** Start of Record excerpts **

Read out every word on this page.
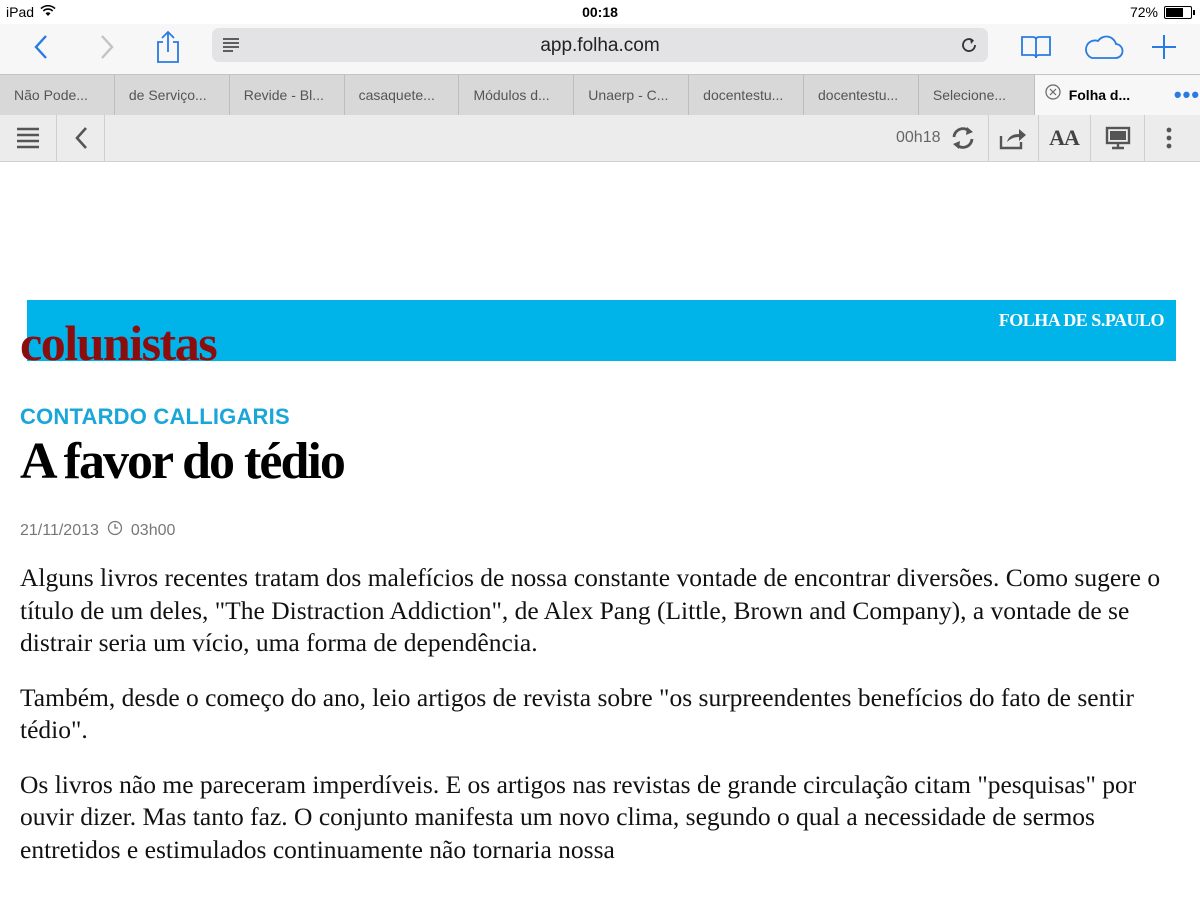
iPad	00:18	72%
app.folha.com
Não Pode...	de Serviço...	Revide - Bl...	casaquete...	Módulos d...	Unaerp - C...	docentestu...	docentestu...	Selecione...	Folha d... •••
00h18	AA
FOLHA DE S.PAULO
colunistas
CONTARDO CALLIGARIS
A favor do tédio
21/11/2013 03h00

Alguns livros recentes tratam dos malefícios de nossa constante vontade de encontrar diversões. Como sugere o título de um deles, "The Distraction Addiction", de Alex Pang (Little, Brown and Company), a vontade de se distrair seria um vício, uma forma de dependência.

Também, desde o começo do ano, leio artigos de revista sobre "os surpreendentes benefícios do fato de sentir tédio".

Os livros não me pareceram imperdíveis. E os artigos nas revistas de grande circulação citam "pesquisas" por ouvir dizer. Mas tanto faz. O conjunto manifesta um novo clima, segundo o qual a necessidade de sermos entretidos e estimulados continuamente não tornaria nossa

** End of Record excerpts **

## Prompt
Check each line of the records for the word "tédio", and show the lines that contain it.

## In response
A favor do tédio
Também, desde o começo do ano, leio artigos de revista sobre "os surpreendentes benefícios do fato de sentir tédio".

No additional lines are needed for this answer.